Stated problem: Every line with the string "illustration" should be gathered.

§

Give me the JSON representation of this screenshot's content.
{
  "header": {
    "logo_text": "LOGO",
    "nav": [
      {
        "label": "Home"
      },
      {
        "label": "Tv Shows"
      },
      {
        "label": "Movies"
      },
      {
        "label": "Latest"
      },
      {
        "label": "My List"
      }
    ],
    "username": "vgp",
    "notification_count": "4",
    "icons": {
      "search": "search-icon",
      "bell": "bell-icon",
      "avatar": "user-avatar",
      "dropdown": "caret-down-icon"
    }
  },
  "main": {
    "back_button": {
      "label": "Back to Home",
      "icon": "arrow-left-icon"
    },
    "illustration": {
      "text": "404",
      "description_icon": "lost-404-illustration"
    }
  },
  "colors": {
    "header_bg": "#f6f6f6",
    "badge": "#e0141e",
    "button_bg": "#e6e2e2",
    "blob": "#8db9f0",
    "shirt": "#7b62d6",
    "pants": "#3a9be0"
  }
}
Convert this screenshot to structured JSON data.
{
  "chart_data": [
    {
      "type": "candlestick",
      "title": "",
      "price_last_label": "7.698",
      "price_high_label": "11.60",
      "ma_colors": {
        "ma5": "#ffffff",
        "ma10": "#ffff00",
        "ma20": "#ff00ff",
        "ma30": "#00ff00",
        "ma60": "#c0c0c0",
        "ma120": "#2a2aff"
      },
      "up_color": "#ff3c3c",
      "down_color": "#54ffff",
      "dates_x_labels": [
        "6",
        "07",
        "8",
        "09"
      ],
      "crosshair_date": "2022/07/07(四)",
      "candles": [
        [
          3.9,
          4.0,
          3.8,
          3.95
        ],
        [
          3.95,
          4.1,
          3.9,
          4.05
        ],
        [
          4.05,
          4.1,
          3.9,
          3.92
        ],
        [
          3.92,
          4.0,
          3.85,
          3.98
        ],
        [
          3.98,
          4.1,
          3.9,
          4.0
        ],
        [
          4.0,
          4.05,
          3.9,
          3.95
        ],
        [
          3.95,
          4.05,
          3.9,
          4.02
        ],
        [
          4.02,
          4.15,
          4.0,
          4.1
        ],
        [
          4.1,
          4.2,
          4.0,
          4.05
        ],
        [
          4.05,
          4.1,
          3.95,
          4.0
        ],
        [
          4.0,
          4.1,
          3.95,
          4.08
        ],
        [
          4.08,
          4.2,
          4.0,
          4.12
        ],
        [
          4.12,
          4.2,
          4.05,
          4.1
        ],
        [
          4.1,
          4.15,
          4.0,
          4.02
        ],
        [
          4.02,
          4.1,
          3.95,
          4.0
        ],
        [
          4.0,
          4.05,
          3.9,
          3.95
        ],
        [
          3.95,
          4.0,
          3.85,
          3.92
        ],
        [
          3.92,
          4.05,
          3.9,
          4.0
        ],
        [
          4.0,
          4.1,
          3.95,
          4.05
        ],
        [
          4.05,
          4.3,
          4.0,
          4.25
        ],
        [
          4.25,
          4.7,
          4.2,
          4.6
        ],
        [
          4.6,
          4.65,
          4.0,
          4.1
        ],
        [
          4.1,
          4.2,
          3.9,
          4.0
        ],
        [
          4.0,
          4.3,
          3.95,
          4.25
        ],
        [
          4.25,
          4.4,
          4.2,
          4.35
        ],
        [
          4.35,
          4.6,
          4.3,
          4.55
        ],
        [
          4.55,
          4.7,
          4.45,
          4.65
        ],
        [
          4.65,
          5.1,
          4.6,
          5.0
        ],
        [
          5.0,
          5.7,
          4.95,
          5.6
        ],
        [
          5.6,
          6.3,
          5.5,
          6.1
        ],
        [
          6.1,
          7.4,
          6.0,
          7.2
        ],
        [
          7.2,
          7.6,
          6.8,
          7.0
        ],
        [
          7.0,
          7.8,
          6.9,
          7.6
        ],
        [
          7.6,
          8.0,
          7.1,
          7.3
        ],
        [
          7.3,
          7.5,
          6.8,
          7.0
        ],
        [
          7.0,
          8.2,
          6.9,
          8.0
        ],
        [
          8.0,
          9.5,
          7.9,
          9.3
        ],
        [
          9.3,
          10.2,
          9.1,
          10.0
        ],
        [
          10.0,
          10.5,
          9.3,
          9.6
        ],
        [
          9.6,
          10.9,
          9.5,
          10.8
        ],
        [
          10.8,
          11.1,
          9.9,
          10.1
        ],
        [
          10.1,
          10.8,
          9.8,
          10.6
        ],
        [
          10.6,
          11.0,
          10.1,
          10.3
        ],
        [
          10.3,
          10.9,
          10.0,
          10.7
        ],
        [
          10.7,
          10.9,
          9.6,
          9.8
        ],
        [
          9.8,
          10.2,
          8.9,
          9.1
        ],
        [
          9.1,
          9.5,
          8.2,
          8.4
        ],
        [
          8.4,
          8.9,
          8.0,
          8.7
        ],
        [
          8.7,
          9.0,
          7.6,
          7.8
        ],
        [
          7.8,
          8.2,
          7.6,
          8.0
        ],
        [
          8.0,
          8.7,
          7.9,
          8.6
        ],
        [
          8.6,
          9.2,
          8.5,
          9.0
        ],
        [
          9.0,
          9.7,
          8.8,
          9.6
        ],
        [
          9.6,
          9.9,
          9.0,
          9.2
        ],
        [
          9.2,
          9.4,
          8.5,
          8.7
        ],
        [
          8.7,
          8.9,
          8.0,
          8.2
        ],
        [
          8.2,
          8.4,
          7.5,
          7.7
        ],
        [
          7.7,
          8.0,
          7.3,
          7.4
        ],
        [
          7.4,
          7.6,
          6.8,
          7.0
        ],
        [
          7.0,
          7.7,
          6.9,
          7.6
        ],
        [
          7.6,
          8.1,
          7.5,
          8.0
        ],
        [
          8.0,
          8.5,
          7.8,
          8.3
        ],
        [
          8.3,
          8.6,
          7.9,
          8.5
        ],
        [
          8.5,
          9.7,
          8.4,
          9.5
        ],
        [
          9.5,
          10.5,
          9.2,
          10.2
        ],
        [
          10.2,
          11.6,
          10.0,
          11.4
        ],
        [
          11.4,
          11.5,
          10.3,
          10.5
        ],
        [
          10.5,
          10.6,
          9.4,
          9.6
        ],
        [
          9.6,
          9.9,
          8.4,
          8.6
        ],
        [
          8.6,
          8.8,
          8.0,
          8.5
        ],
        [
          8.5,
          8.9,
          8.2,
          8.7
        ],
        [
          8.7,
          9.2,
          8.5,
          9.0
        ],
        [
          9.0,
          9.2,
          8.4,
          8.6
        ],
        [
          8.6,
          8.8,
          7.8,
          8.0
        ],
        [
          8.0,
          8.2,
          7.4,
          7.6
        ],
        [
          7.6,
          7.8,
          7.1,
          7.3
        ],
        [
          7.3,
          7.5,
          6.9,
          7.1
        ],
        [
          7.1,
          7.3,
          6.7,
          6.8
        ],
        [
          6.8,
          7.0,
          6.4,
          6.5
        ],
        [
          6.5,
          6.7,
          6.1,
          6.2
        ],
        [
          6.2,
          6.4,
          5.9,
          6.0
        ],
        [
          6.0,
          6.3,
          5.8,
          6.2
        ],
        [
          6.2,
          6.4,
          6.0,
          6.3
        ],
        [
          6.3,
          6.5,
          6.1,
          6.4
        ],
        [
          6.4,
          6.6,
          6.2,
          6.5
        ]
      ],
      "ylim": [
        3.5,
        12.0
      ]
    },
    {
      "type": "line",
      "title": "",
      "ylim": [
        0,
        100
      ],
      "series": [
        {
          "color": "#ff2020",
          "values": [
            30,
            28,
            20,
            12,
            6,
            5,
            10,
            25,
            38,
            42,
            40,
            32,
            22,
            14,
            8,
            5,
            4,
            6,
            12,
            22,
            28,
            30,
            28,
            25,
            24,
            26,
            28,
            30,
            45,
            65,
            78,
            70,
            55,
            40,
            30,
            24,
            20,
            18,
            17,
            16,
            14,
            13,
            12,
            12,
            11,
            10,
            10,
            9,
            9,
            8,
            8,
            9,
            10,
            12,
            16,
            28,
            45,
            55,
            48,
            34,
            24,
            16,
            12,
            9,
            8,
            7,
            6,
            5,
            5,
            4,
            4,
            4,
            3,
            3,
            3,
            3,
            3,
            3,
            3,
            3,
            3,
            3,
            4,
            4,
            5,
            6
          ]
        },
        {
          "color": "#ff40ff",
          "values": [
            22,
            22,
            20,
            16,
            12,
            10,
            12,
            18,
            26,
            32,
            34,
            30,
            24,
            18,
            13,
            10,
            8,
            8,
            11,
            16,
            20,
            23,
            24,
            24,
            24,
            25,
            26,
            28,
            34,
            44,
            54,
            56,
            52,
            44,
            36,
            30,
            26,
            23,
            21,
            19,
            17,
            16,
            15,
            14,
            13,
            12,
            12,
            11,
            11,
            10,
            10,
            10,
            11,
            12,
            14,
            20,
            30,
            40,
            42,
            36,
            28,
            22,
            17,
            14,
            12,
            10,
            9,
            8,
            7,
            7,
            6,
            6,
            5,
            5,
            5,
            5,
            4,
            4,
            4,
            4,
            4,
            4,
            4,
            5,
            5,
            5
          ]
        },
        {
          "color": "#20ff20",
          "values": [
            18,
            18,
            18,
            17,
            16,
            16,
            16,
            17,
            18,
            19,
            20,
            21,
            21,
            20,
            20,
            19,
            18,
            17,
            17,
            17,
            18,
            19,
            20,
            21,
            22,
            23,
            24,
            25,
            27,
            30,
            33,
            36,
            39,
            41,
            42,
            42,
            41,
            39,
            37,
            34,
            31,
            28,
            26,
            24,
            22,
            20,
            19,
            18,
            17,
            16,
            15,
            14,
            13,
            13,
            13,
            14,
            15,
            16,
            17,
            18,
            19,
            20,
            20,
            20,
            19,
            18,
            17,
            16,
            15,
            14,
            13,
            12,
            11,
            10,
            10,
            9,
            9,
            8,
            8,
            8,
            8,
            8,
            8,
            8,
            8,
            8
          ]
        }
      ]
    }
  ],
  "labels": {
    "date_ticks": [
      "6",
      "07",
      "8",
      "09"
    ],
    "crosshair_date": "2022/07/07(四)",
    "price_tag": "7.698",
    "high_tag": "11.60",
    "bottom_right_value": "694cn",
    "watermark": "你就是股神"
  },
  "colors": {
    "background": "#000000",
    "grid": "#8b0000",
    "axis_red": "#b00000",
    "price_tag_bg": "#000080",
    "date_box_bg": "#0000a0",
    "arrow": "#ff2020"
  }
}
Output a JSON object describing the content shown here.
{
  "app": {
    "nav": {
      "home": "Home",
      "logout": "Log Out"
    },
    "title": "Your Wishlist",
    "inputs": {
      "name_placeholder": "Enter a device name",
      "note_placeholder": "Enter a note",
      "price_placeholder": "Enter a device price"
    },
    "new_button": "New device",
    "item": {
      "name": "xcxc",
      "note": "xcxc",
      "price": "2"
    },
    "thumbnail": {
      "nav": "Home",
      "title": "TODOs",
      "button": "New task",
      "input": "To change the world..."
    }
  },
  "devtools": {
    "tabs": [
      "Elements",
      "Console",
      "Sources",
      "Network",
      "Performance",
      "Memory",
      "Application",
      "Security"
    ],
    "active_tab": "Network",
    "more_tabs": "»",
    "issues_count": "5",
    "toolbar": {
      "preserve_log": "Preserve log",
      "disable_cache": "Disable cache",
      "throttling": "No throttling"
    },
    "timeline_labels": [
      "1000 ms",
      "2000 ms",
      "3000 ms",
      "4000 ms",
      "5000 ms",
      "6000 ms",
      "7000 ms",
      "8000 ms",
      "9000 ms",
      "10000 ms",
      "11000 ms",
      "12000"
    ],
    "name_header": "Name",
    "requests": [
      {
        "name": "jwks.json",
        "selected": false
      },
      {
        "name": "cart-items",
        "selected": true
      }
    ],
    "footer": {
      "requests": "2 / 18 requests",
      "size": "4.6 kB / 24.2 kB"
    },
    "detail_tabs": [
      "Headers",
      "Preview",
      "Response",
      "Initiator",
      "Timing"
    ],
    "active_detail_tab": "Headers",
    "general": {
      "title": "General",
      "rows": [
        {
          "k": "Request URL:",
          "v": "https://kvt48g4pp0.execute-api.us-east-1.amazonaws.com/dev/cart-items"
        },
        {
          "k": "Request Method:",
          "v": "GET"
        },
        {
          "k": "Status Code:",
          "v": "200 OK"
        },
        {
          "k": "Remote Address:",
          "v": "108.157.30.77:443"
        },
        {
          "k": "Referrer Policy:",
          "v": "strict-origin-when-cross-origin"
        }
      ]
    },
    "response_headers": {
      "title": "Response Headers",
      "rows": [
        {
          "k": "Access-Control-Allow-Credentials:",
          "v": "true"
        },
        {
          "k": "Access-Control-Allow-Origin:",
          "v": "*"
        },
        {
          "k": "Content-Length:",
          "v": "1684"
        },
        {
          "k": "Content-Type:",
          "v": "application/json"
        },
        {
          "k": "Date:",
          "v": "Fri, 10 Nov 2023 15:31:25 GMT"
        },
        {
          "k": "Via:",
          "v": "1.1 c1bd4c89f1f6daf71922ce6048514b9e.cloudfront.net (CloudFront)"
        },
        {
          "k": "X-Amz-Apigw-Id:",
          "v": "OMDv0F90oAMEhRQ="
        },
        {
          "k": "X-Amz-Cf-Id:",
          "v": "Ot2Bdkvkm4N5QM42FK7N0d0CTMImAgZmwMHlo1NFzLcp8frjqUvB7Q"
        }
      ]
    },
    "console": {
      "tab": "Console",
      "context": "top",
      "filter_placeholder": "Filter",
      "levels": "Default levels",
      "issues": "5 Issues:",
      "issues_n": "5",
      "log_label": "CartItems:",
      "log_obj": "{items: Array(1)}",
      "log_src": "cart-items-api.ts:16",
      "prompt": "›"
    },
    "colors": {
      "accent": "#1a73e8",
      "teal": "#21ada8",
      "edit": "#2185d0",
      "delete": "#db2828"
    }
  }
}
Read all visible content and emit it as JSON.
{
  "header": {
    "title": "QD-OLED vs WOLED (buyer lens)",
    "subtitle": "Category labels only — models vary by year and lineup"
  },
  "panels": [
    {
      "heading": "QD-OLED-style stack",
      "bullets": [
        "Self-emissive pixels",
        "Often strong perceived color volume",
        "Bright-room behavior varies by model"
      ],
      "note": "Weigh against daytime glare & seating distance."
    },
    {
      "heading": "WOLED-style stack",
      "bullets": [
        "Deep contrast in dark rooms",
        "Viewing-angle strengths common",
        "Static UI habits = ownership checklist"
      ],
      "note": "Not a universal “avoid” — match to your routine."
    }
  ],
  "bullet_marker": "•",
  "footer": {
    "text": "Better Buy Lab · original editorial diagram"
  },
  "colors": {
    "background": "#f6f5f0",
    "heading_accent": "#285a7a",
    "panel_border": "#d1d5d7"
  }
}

§

Answer to the exercise:
    "illustration": {
      "description_icon": "lost-404-illustration"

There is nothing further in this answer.